DATA FOR THIS TASK -

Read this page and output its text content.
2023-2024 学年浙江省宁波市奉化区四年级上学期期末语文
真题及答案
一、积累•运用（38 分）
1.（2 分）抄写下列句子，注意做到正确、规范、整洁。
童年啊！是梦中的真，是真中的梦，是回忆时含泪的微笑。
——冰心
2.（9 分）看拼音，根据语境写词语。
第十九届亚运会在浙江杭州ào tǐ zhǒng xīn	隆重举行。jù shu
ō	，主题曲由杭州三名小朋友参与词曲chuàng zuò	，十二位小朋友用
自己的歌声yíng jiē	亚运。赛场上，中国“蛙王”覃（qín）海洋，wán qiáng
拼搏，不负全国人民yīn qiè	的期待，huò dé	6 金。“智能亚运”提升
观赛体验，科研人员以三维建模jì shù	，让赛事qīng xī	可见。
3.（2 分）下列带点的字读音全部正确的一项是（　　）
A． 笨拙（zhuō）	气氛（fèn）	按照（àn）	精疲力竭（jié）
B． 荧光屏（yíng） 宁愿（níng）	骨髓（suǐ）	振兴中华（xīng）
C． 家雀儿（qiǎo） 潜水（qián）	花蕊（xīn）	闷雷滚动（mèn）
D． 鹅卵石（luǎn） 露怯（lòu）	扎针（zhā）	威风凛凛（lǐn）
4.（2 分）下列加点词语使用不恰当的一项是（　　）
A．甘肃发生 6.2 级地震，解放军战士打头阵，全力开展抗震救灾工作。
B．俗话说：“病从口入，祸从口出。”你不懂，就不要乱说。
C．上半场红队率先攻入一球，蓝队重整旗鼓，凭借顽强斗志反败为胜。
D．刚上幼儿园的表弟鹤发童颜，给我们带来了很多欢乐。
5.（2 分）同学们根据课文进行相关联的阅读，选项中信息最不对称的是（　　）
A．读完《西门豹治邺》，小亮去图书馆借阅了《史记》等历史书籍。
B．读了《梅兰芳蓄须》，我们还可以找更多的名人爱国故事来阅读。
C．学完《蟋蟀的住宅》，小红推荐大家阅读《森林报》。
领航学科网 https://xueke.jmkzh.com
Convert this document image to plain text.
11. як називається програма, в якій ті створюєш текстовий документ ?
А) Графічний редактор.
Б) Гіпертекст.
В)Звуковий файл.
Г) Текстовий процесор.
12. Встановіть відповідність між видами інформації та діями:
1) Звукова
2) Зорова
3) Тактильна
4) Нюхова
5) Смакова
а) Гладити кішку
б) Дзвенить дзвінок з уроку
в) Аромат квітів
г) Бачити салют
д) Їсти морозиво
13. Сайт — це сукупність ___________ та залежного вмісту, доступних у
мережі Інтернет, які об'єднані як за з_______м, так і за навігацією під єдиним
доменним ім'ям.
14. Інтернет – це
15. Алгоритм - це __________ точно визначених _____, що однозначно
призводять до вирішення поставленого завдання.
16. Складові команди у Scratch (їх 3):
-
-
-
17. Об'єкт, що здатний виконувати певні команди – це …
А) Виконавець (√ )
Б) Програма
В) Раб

SET EXERCISE -
Take the records above and return them exactly as written.

THE SOLUTION -
Read this page and output its text content.
2023-2024 学年浙江省宁波市奉化区四年级上学期期末语文
真题及答案
一、积累•运用（38 分）
1.（2 分）抄写下列句子，注意做到正确、规范、整洁。
童年啊！是梦中的真，是真中的梦，是回忆时含泪的微笑。
——冰心
2.（9 分）看拼音，根据语境写词语。
第十九届亚运会在浙江杭州ào tǐ zhǒng xīn	隆重举行。jù shu
ō	，主题曲由杭州三名小朋友参与词曲chuàng zuò	，十二位小朋友用
自己的歌声yíng jiē	亚运。赛场上，中国“蛙王”覃（qín）海洋，wán qiáng
拼搏，不负全国人民yīn qiè	的期待，huò dé	6 金。“智能亚运”提升
观赛体验，科研人员以三维建模jì shù	，让赛事qīng xī	可见。
3.（2 分）下列带点的字读音全部正确的一项是（　　）
A． 笨拙（zhuō）	气氛（fèn）	按照（àn）	精疲力竭（jié）
B． 荧光屏（yíng） 宁愿（níng）	骨髓（suǐ）	振兴中华（xīng）
C． 家雀儿（qiǎo） 潜水（qián）	花蕊（xīn）	闷雷滚动（mèn）
D． 鹅卵石（luǎn） 露怯（lòu）	扎针（zhā）	威风凛凛（lǐn）
4.（2 分）下列加点词语使用不恰当的一项是（　　）
A．甘肃发生 6.2 级地震，解放军战士打头阵，全力开展抗震救灾工作。
B．俗话说：“病从口入，祸从口出。”你不懂，就不要乱说。
C．上半场红队率先攻入一球，蓝队重整旗鼓，凭借顽强斗志反败为胜。
D．刚上幼儿园的表弟鹤发童颜，给我们带来了很多欢乐。
5.（2 分）同学们根据课文进行相关联的阅读，选项中信息最不对称的是（　　）
A．读完《西门豹治邺》，小亮去图书馆借阅了《史记》等历史书籍。
B．读了《梅兰芳蓄须》，我们还可以找更多的名人爱国故事来阅读。
C．学完《蟋蟀的住宅》，小红推荐大家阅读《森林报》。
领航学科网 https://xueke.jmkzh.com
Convert this document image to plain text.
11. як називається програма, в якій ті створюєш текстовий документ ?
А) Графічний редактор.
Б) Гіпертекст.
В)Звуковий файл.
Г) Текстовий процесор.
12. Встановіть відповідність між видами інформації та діями:
1) Звукова
2) Зорова
3) Тактильна
4) Нюхова
5) Смакова
а) Гладити кішку
б) Дзвенить дзвінок з уроку
в) Аромат квітів
г) Бачити салют
д) Їсти морозиво
13. Сайт — це сукупність ___________ та залежного вмісту, доступних у
мережі Інтернет, які об'єднані як за з_______м, так і за навігацією під єдиним
доменним ім'ям.
14. Інтернет – це
15. Алгоритм - це __________ точно визначених _____, що однозначно
призводять до вирішення поставленого завдання.
16. Складові команди у Scratch (їх 3):
-
-
-
17. Об'єкт, що здатний виконувати певні команди – це …
А) Виконавець (√ )
Б) Програма
В) Раб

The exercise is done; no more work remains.